_GIVEN DATA_
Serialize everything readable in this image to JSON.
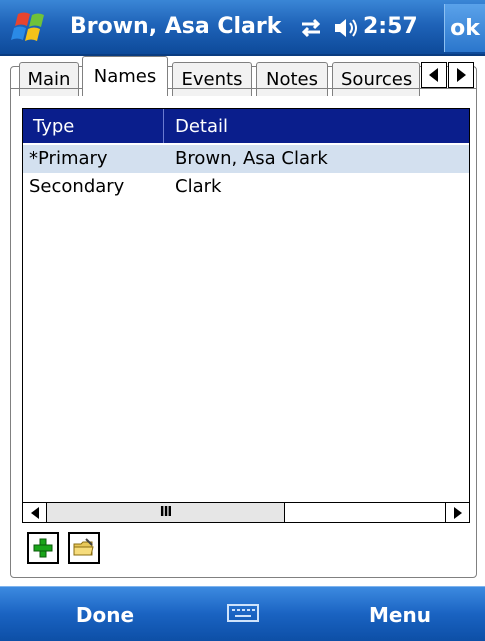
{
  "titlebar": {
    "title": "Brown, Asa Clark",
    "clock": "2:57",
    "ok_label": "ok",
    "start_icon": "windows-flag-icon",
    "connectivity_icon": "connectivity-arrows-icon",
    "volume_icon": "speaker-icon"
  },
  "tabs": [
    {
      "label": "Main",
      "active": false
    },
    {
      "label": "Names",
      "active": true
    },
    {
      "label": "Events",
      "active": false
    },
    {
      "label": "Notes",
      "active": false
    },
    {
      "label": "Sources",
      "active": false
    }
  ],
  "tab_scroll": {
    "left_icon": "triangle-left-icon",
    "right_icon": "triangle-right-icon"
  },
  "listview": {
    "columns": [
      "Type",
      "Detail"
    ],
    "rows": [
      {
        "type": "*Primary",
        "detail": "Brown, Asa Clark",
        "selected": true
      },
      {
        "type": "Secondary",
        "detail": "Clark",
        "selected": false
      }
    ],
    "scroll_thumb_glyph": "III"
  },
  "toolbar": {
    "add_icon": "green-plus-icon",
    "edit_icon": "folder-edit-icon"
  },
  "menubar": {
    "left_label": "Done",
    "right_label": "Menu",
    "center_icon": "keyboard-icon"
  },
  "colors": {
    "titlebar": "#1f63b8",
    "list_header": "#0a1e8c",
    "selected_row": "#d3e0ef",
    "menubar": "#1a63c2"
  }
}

_JOB_
Omit every picture, then repeat the remaining data exactly as it appears above.

_EXPECTED ANSWER_
Serialize everything readable in this image to JSON.
{
  "titlebar": {
    "title": "Brown, Asa Clark",
    "clock": "2:57",
    "ok_label": "ok",
    "start_icon": "windows-flag-icon",
    "connectivity_icon": "connectivity-arrows-icon",
    "volume_icon": "speaker-icon"
  },
  "tabs": [
    {
      "label": "Main",
      "active": false
    },
    {
      "label": "Names",
      "active": true
    },
    {
      "label": "Events",
      "active": false
    },
    {
      "label": "Notes",
      "active": false
    },
    {
      "label": "Sources",
      "active": false
    }
  ],
  "tab_scroll": {
    "left_icon": "triangle-left-icon",
    "right_icon": "triangle-right-icon"
  },
  "listview": {
    "columns": [
      "Type",
      "Detail"
    ],
    "rows": [
      {
        "type": "*Primary",
        "detail": "Brown, Asa Clark",
        "selected": true
      },
      {
        "type": "Secondary",
        "detail": "Clark",
        "selected": false
      }
    ],
    "scroll_thumb_glyph": "III"
  },
  "toolbar": {
    "add_icon": "green-plus-icon",
    "edit_icon": "folder-edit-icon"
  },
  "menubar": {
    "left_label": "Done",
    "right_label": "Menu",
    "center_icon": "keyboard-icon"
  },
  "colors": {
    "titlebar": "#1f63b8",
    "list_header": "#0a1e8c",
    "selected_row": "#d3e0ef",
    "menubar": "#1a63c2"
  }
}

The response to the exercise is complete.